### Set task
List each line of the data that holds the string "nmrv".

### Given entries
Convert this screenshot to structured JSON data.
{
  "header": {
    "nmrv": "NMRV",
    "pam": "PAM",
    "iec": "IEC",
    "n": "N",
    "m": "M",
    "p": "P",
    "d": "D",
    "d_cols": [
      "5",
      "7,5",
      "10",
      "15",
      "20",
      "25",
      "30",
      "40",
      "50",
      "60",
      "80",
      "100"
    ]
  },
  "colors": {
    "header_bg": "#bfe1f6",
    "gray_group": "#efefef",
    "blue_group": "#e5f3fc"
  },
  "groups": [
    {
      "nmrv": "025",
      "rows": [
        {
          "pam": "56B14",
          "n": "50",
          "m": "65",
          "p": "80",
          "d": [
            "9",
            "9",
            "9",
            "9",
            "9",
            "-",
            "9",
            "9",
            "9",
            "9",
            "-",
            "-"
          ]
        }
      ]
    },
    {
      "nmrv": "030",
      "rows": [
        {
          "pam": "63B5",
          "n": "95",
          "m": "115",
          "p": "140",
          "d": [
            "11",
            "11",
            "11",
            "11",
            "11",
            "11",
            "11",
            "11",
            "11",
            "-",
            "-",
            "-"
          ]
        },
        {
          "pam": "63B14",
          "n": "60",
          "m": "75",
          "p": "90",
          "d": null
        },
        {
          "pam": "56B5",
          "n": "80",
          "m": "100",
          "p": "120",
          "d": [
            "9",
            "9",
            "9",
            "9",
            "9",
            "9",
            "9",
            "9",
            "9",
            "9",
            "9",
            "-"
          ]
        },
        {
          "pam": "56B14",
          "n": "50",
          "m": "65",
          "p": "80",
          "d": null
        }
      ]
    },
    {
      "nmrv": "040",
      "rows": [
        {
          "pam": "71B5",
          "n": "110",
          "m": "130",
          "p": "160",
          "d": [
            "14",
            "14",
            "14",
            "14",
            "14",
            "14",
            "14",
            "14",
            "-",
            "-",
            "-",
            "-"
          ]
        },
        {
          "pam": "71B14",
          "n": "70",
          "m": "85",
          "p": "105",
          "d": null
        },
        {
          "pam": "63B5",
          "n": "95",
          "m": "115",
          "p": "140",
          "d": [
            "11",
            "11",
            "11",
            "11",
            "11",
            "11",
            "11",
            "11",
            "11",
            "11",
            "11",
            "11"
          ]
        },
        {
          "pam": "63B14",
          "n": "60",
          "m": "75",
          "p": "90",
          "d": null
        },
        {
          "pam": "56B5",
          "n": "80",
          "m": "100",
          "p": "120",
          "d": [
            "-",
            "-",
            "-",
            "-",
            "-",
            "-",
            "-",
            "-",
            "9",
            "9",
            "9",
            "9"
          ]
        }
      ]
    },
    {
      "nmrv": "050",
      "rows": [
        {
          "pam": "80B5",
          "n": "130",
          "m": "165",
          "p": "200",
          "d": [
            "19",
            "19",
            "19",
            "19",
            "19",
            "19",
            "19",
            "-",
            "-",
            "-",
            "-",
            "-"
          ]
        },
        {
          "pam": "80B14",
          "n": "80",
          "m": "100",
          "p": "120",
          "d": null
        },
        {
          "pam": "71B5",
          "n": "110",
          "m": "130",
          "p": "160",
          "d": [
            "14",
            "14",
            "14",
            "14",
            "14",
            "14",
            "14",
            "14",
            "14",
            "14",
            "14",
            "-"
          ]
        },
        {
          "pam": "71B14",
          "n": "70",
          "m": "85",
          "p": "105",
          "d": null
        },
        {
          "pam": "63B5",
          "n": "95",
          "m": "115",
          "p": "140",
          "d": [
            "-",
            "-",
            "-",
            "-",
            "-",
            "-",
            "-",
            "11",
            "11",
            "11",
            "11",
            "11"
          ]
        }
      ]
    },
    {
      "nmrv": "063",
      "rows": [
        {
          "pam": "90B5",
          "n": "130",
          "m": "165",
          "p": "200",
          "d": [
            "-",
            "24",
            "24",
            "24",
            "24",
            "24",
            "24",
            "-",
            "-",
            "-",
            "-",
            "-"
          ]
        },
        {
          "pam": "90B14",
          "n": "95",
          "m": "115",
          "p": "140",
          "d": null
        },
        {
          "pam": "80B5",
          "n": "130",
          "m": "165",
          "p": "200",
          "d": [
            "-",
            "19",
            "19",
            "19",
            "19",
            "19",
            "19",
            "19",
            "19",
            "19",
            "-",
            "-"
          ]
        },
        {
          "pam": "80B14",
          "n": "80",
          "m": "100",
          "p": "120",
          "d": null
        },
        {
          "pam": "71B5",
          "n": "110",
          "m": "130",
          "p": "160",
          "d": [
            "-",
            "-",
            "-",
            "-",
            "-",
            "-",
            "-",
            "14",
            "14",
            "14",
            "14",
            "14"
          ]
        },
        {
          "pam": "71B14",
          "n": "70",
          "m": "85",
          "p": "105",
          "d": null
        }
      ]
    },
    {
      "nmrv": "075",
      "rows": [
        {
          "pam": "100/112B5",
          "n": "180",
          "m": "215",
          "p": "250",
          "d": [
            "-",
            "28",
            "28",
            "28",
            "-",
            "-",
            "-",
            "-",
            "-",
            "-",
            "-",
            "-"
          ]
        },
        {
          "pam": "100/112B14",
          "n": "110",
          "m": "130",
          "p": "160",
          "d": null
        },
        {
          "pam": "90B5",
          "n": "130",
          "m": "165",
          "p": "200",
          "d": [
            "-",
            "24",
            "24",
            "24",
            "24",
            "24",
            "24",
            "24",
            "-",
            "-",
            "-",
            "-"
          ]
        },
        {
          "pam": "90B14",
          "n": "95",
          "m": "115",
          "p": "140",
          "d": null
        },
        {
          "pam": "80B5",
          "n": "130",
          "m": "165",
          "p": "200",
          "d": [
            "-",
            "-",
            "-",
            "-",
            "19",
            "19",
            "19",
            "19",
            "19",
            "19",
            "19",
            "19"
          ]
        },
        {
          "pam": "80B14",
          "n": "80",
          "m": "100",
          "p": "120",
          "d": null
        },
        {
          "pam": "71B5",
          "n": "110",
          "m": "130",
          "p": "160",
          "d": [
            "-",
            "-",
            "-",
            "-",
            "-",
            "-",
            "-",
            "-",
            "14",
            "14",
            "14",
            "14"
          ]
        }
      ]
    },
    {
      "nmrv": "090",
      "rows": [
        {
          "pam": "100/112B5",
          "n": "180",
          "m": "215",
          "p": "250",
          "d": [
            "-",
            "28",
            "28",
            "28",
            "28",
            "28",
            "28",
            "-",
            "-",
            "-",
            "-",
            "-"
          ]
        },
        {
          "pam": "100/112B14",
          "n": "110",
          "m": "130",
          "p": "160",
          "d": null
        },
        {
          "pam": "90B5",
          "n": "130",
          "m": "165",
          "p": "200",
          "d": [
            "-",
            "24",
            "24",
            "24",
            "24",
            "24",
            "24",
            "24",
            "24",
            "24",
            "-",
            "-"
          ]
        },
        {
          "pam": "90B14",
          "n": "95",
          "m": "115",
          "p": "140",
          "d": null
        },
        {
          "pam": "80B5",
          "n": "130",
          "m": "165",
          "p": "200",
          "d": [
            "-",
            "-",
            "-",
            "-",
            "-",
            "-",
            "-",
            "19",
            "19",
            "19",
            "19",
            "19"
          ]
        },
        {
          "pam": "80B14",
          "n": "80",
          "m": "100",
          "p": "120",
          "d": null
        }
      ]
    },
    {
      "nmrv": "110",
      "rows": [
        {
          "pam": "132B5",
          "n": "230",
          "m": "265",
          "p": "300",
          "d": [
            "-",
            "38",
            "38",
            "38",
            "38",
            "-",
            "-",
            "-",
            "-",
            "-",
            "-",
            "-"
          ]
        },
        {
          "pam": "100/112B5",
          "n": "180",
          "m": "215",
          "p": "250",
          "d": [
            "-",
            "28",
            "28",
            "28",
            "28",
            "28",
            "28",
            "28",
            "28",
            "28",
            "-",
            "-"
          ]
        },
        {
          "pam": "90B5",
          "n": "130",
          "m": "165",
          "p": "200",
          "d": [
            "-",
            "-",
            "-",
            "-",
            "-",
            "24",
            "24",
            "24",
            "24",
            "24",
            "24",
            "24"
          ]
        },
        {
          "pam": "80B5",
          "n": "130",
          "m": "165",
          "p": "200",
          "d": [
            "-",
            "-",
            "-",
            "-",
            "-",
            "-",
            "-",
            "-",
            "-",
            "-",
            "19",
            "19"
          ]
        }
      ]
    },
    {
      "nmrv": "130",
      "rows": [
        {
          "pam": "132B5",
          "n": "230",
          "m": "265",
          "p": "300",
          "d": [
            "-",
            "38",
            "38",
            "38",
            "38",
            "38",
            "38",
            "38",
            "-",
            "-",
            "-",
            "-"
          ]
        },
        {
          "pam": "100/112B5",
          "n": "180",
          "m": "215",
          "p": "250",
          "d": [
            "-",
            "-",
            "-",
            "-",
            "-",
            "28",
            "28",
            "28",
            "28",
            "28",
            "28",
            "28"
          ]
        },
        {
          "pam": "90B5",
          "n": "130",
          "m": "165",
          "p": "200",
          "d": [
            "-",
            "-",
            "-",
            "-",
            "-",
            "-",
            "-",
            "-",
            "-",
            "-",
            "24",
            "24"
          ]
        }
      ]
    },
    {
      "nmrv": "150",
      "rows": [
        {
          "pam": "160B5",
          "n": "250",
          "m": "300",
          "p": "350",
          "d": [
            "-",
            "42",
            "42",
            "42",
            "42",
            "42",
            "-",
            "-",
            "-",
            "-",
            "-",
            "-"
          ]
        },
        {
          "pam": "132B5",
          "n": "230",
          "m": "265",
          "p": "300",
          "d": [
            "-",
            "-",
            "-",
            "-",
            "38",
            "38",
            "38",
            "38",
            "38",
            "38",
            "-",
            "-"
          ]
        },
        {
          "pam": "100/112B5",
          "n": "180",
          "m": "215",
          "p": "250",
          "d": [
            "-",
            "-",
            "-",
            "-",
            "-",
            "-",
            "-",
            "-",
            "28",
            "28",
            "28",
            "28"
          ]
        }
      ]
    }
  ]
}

### Exercise response
    "nmrv": "NMRV",
      "nmrv": "025",
      "nmrv": "030",
      "nmrv": "040",
      "nmrv": "050",
      "nmrv": "063",
      "nmrv": "075",
      "nmrv": "090",
      "nmrv": "110",
      "nmrv": "130",
      "nmrv": "150",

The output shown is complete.